When you copy the records, keep every word exact and leave the pictures out.

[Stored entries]
○ ○ ○ ○

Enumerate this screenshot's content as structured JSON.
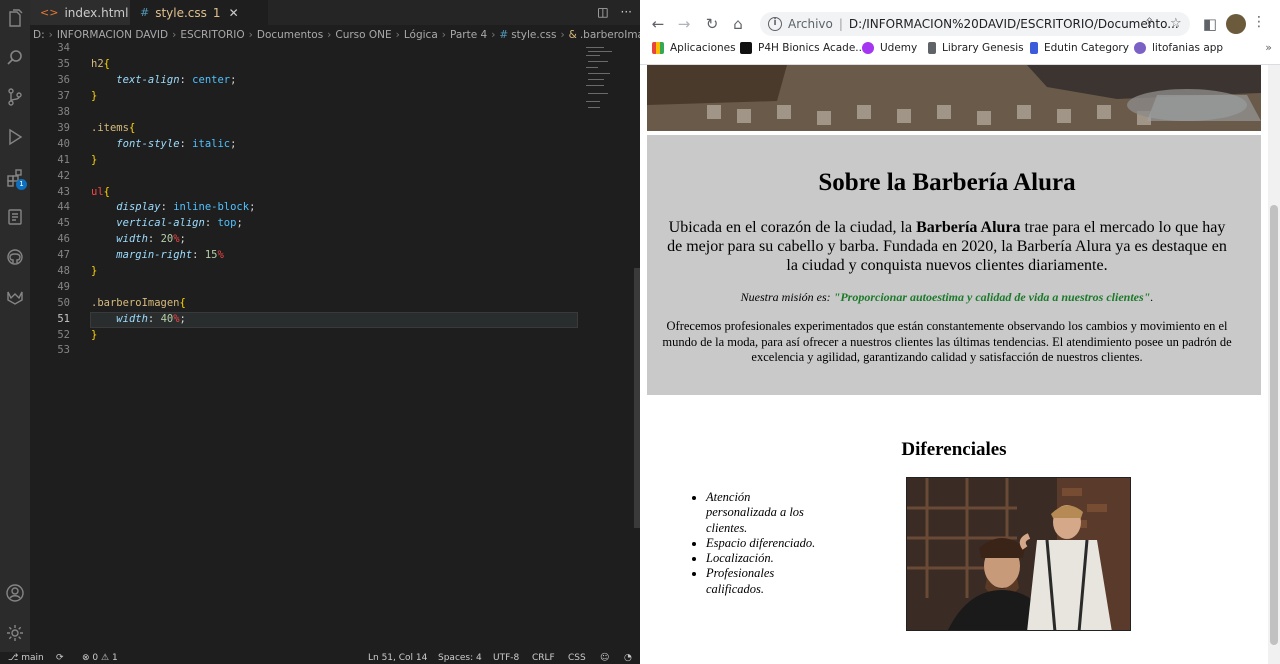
{
  "vscode": {
    "tabs": [
      {
        "icon": "<>",
        "label": "index.html"
      },
      {
        "icon": "#",
        "label": "style.css",
        "modified": "1"
      }
    ],
    "breadcrumb": [
      "D:",
      "INFORMACION DAVID",
      "ESCRITORIO",
      "Documentos",
      "Curso ONE",
      "Lógica",
      "Parte 4",
      "style.css",
      ".barberoImagen"
    ],
    "line_numbers": [
      "34",
      "35",
      "36",
      "37",
      "38",
      "39",
      "40",
      "41",
      "42",
      "43",
      "44",
      "45",
      "46",
      "47",
      "48",
      "49",
      "50",
      "51",
      "52",
      "53"
    ],
    "code": {
      "l35_sel": "h2",
      "l35_brace": "{",
      "l36_prop": "text-align",
      "l36_val": "center",
      "l37": "}",
      "l39_sel": ".items",
      "l39_brace": "{",
      "l40_prop": "font-style",
      "l40_val": "italic",
      "l41": "}",
      "l43_sel": "ul",
      "l43_brace": "{",
      "l44_prop": "display",
      "l44_val": "inline-block",
      "l45_prop": "vertical-align",
      "l45_val": "top",
      "l46_prop": "width",
      "l46_num": "20",
      "l46_unit": "%",
      "l47_prop": "margin-right",
      "l47_num": "15",
      "l47_unit": "%",
      "l48": "}",
      "l50_sel": ".barberoImagen",
      "l50_brace": "{",
      "l51_prop": "width",
      "l51_num": "40",
      "l51_unit": "%",
      "l52": "}"
    },
    "status": {
      "branch": "main",
      "problems": "0",
      "warnings": "1",
      "position": "Ln 51, Col 14",
      "spaces": "Spaces: 4",
      "encoding": "UTF-8",
      "eol": "CRLF",
      "language": "CSS"
    }
  },
  "browser": {
    "omnibox_prefix": "Archivo",
    "url": "D:/INFORMACION%20DAVID/ESCRITORIO/Documento...",
    "bookmarks": [
      {
        "label": "Aplicaciones",
        "color": "#e8453c"
      },
      {
        "label": "P4H Bionics Acade...",
        "color": "#111111"
      },
      {
        "label": "Udemy",
        "color": "#a435f0"
      },
      {
        "label": "Library Genesis",
        "color": "#5f6368"
      },
      {
        "label": "Edutin Category",
        "color": "#3b5bdb"
      },
      {
        "label": "litofanias app",
        "color": "#7b61c4"
      }
    ],
    "bookmarks_more": "»"
  },
  "page": {
    "sobre_title": "Sobre la Barbería Alura",
    "p1_before": "Ubicada en el corazón de la ciudad, la ",
    "p1_bold": "Barbería Alura",
    "p1_after": " trae para el mercado lo que hay de mejor para su cabello y barba. Fundada en 2020, la Barbería Alura ya es destaque en la ciudad y conquista nuevos clientes diariamente.",
    "p2_label": "Nuestra misión es: ",
    "p2_mission": "\"Proporcionar autoestima y calidad de vida a nuestros clientes\"",
    "p2_end": ".",
    "p3": "Ofrecemos profesionales experimentados que están constantemente observando los cambios y movimiento en el mundo de la moda, para así ofrecer a nuestros clientes las últimas tendencias. El atendimiento posee un padrón de excelencia y agilidad, garantizando calidad y satisfacción de nuestros clientes.",
    "diferenciales_title": "Diferenciales",
    "diferenciales": [
      "Atención personalizada a los clientes.",
      "Espacio diferenciado.",
      "Localización.",
      "Profesionales calificados."
    ]
  }
}
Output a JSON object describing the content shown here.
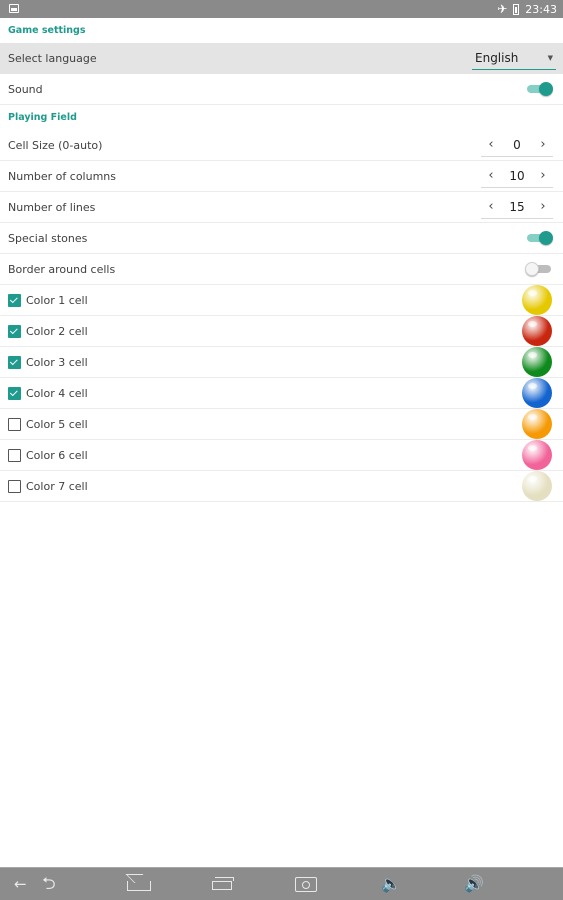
{
  "status_bar": {
    "time": "23:43"
  },
  "game_settings": {
    "header": "Game settings",
    "language": {
      "label": "Select language",
      "value": "English"
    },
    "sound": {
      "label": "Sound",
      "enabled": true
    }
  },
  "playing_field": {
    "header": "Playing Field",
    "cell_size": {
      "label": "Cell Size (0-auto)",
      "value": "0"
    },
    "columns": {
      "label": "Number of columns",
      "value": "10"
    },
    "lines": {
      "label": "Number of lines",
      "value": "15"
    },
    "special_stones": {
      "label": "Special stones",
      "enabled": true
    },
    "border_cells": {
      "label": "Border around cells",
      "enabled": false
    },
    "colors": [
      {
        "label": "Color 1 cell",
        "checked": true,
        "color": "#e6c800"
      },
      {
        "label": "Color 2 cell",
        "checked": true,
        "color": "#c9260f"
      },
      {
        "label": "Color 3 cell",
        "checked": true,
        "color": "#0f8a1c"
      },
      {
        "label": "Color 4 cell",
        "checked": true,
        "color": "#1464cf"
      },
      {
        "label": "Color 5 cell",
        "checked": false,
        "color": "#f59a05"
      },
      {
        "label": "Color 6 cell",
        "checked": false,
        "color": "#f2639a"
      },
      {
        "label": "Color 7 cell",
        "checked": false,
        "color": "#e4dfc0"
      }
    ]
  },
  "icons": {
    "prev": "‹",
    "next": "›",
    "caret": "▼",
    "plane": "✈"
  },
  "nav": {
    "items": [
      "back-arrow-icon",
      "back-icon",
      "home-icon",
      "recent-apps-icon",
      "screenshot-icon",
      "volume-down-icon",
      "volume-up-icon"
    ]
  }
}
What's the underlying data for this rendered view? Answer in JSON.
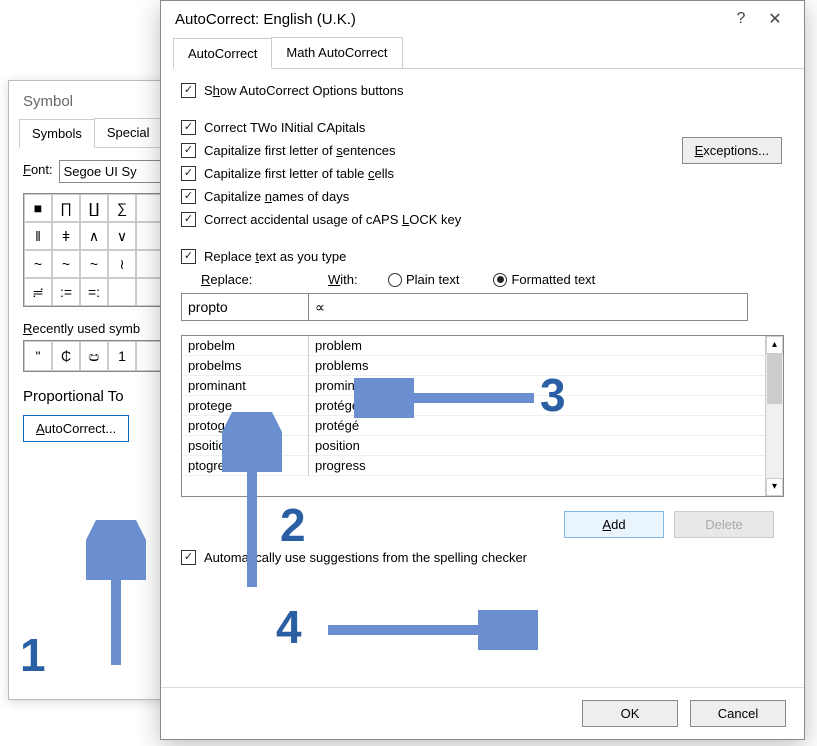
{
  "symbol_dialog": {
    "title": "Symbol",
    "tabs": {
      "symbols": "Symbols",
      "special": "Special"
    },
    "font_label": "Font:",
    "font_value": "Segoe UI Sy",
    "grid_chars": [
      "■",
      "∏",
      "∐",
      "∑",
      "",
      "‖",
      "ǂ",
      "∧",
      "∨",
      "",
      "~",
      "~",
      "~",
      "≀",
      "",
      "≓",
      ":=",
      "=:",
      "",
      ""
    ],
    "recent_label": "Recently used symb",
    "recent_chars": [
      "\"",
      "₵",
      "ඏ",
      "1",
      ""
    ],
    "prop_label": "Proportional To",
    "autocorrect_btn": "AutoCorrect..."
  },
  "ac_dialog": {
    "title": "AutoCorrect: English (U.K.)",
    "help": "?",
    "close": "✕",
    "tabs": {
      "auto": "AutoCorrect",
      "math": "Math AutoCorrect"
    },
    "checks": {
      "show": "Show AutoCorrect Options buttons",
      "two": "Correct TWo INitial CApitals",
      "sent": "Capitalize first letter of sentences",
      "cells": "Capitalize first letter of table cells",
      "days": "Capitalize names of days",
      "caps": "Correct accidental usage of cAPS LOCK key",
      "repl": "Replace text as you type",
      "sugg": "Automatically use suggestions from the spelling checker"
    },
    "exceptions_btn": "Exceptions...",
    "replace_label": "Replace:",
    "with_label": "With:",
    "plain_label": "Plain text",
    "formatted_label": "Formatted text",
    "replace_value": "propto",
    "with_value": "∝",
    "list": [
      {
        "l": "probelm",
        "r": "problem"
      },
      {
        "l": "probelms",
        "r": "problems"
      },
      {
        "l": "prominant",
        "r": "prominent"
      },
      {
        "l": "protege",
        "r": "protégé"
      },
      {
        "l": "protoge",
        "r": "protégé"
      },
      {
        "l": "psoition",
        "r": "position"
      },
      {
        "l": "ptogress",
        "r": "progress"
      }
    ],
    "add_btn": "Add",
    "delete_btn": "Delete",
    "ok_btn": "OK",
    "cancel_btn": "Cancel"
  },
  "annotations": {
    "n1": "1",
    "n2": "2",
    "n3": "3",
    "n4": "4"
  }
}
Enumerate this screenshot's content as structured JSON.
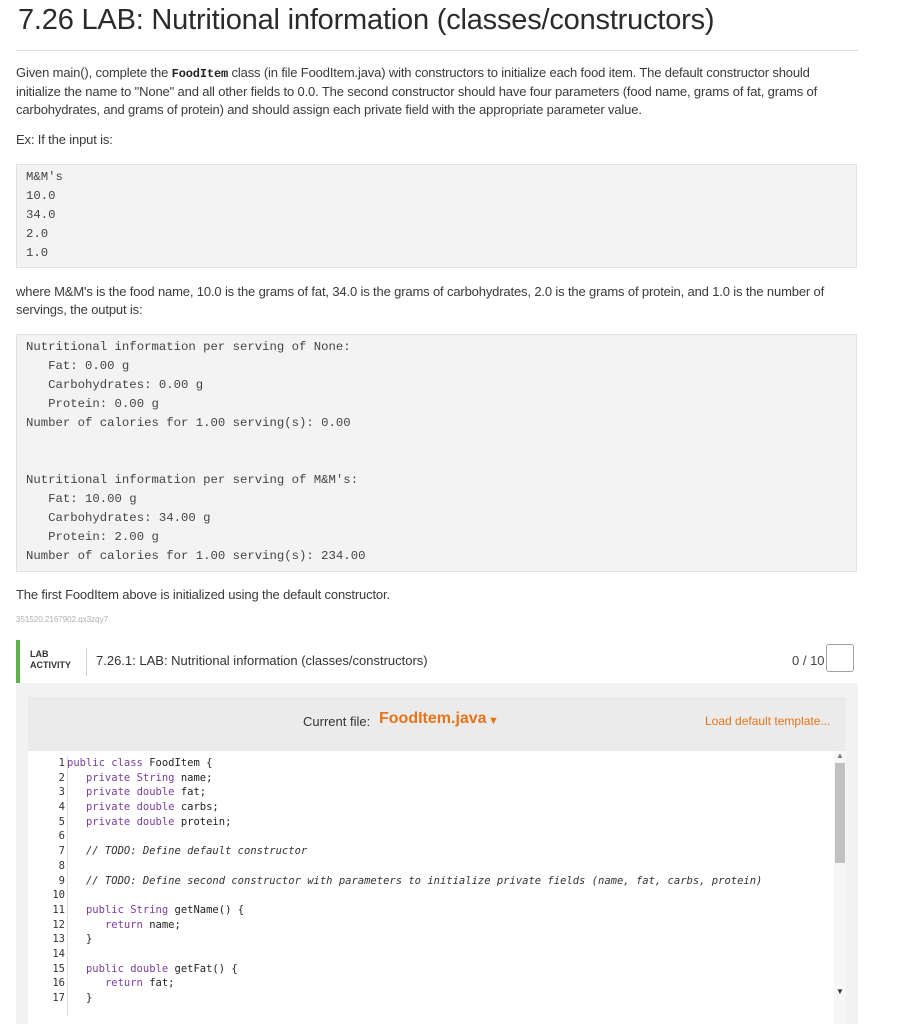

○ ○ ○ ○

Exercise output:
Enumerate this screenshot's content as structured JSON.
{
  "vscode": {
    "tabs": [
      {
        "icon": "<>",
        "label": "index.html"
      },
      {
        "icon": "#",
        "label": "style.css",
        "modified": "1"
      }
    ],
    "breadcrumb": [
      "D:",
      "INFORMACION DAVID",
      "ESCRITORIO",
      "Documentos",
      "Curso ONE",
      "Lógica",
      "Parte 4",
      "style.css",
      ".barberoImagen"
    ],
    "line_numbers": [
      "34",
      "35",
      "36",
      "37",
      "38",
      "39",
      "40",
      "41",
      "42",
      "43",
      "44",
      "45",
      "46",
      "47",
      "48",
      "49",
      "50",
      "51",
      "52",
      "53"
    ],
    "code": {
      "l35_sel": "h2",
      "l35_brace": "{",
      "l36_prop": "text-align",
      "l36_val": "center",
      "l37": "}",
      "l39_sel": ".items",
      "l39_brace": "{",
      "l40_prop": "font-style",
      "l40_val": "italic",
      "l41": "}",
      "l43_sel": "ul",
      "l43_brace": "{",
      "l44_prop": "display",
      "l44_val": "inline-block",
      "l45_prop": "vertical-align",
      "l45_val": "top",
      "l46_prop": "width",
      "l46_num": "20",
      "l46_unit": "%",
      "l47_prop": "margin-right",
      "l47_num": "15",
      "l47_unit": "%",
      "l48": "}",
      "l50_sel": ".barberoImagen",
      "l50_brace": "{",
      "l51_prop": "width",
      "l51_num": "40",
      "l51_unit": "%",
      "l52": "}"
    },
    "status": {
      "branch": "main",
      "problems": "0",
      "warnings": "1",
      "position": "Ln 51, Col 14",
      "spaces": "Spaces: 4",
      "encoding": "UTF-8",
      "eol": "CRLF",
      "language": "CSS"
    }
  },
  "browser": {
    "omnibox_prefix": "Archivo",
    "url": "D:/INFORMACION%20DAVID/ESCRITORIO/Documento...",
    "bookmarks": [
      {
        "label": "Aplicaciones",
        "color": "#e8453c"
      },
      {
        "label": "P4H Bionics Acade...",
        "color": "#111111"
      },
      {
        "label": "Udemy",
        "color": "#a435f0"
      },
      {
        "label": "Library Genesis",
        "color": "#5f6368"
      },
      {
        "label": "Edutin Category",
        "color": "#3b5bdb"
      },
      {
        "label": "litofanias app",
        "color": "#7b61c4"
      }
    ],
    "bookmarks_more": "»"
  },
  "page": {
    "sobre_title": "Sobre la Barbería Alura",
    "p1_before": "Ubicada en el corazón de la ciudad, la ",
    "p1_bold": "Barbería Alura",
    "p1_after": " trae para el mercado lo que hay de mejor para su cabello y barba. Fundada en 2020, la Barbería Alura ya es destaque en la ciudad y conquista nuevos clientes diariamente.",
    "p2_label": "Nuestra misión es: ",
    "p2_mission": "\"Proporcionar autoestima y calidad de vida a nuestros clientes\"",
    "p2_end": ".",
    "p3": "Ofrecemos profesionales experimentados que están constantemente observando los cambios y movimiento en el mundo de la moda, para así ofrecer a nuestros clientes las últimas tendencias. El atendimiento posee un padrón de excelencia y agilidad, garantizando calidad y satisfacción de nuestros clientes.",
    "diferenciales_title": "Diferenciales",
    "diferenciales": [
      "Atención personalizada a los clientes.",
      "Espacio diferenciado.",
      "Localización.",
      "Profesionales calificados."
    ]
  }
}
Output a JSON object describing the content shown here.
{
  "status_bar": {
    "time": "23:43"
  },
  "game_settings": {
    "header": "Game settings",
    "language": {
      "label": "Select language",
      "value": "English"
    },
    "sound": {
      "label": "Sound",
      "enabled": true
    }
  },
  "playing_field": {
    "header": "Playing Field",
    "cell_size": {
      "label": "Cell Size (0-auto)",
      "value": "0"
    },
    "columns": {
      "label": "Number of columns",
      "value": "10"
    },
    "lines": {
      "label": "Number of lines",
      "value": "15"
    },
    "special_stones": {
      "label": "Special stones",
      "enabled": true
    },
    "border_cells": {
      "label": "Border around cells",
      "enabled": false
    },
    "colors": [
      {
        "label": "Color 1 cell",
        "checked": true,
        "color": "#e6c800"
      },
      {
        "label": "Color 2 cell",
        "checked": true,
        "color": "#c9260f"
      },
      {
        "label": "Color 3 cell",
        "checked": true,
        "color": "#0f8a1c"
      },
      {
        "label": "Color 4 cell",
        "checked": true,
        "color": "#1464cf"
      },
      {
        "label": "Color 5 cell",
        "checked": false,
        "color": "#f59a05"
      },
      {
        "label": "Color 6 cell",
        "checked": false,
        "color": "#f2639a"
      },
      {
        "label": "Color 7 cell",
        "checked": false,
        "color": "#e4dfc0"
      }
    ]
  },
  "icons": {
    "prev": "‹",
    "next": "›",
    "caret": "▼",
    "plane": "✈"
  },
  "nav": {
    "items": [
      "back-arrow-icon",
      "back-icon",
      "home-icon",
      "recent-apps-icon",
      "screenshot-icon",
      "volume-down-icon",
      "volume-up-icon"
    ]
  }
}
What's the underlying data for this rendered view? Answer in JSON.
{
  "symbol_dialog": {
    "title": "Symbol",
    "tabs": {
      "symbols": "Symbols",
      "special": "Special"
    },
    "font_label": "Font:",
    "font_value": "Segoe UI Sy",
    "grid_chars": [
      "■",
      "∏",
      "∐",
      "∑",
      "",
      "‖",
      "ǂ",
      "∧",
      "∨",
      "",
      "~",
      "~",
      "~",
      "≀",
      "",
      "≓",
      ":=",
      "=:",
      "",
      ""
    ],
    "recent_label": "Recently used symb",
    "recent_chars": [
      "\"",
      "₵",
      "ඏ",
      "1",
      ""
    ],
    "prop_label": "Proportional To",
    "autocorrect_btn": "AutoCorrect..."
  },
  "ac_dialog": {
    "title": "AutoCorrect: English (U.K.)",
    "help": "?",
    "close": "✕",
    "tabs": {
      "auto": "AutoCorrect",
      "math": "Math AutoCorrect"
    },
    "checks": {
      "show": "Show AutoCorrect Options buttons",
      "two": "Correct TWo INitial CApitals",
      "sent": "Capitalize first letter of sentences",
      "cells": "Capitalize first letter of table cells",
      "days": "Capitalize names of days",
      "caps": "Correct accidental usage of cAPS LOCK key",
      "repl": "Replace text as you type",
      "sugg": "Automatically use suggestions from the spelling checker"
    },
    "exceptions_btn": "Exceptions...",
    "replace_label": "Replace:",
    "with_label": "With:",
    "plain_label": "Plain text",
    "formatted_label": "Formatted text",
    "replace_value": "propto",
    "with_value": "∝",
    "list": [
      {
        "l": "probelm",
        "r": "problem"
      },
      {
        "l": "probelms",
        "r": "problems"
      },
      {
        "l": "prominant",
        "r": "prominent"
      },
      {
        "l": "protege",
        "r": "protégé"
      },
      {
        "l": "protoge",
        "r": "protégé"
      },
      {
        "l": "psoition",
        "r": "position"
      },
      {
        "l": "ptogress",
        "r": "progress"
      }
    ],
    "add_btn": "Add",
    "delete_btn": "Delete",
    "ok_btn": "OK",
    "cancel_btn": "Cancel"
  },
  "annotations": {
    "n1": "1",
    "n2": "2",
    "n3": "3",
    "n4": "4"
  }
}
Enumerate this screenshot's content as structured JSON.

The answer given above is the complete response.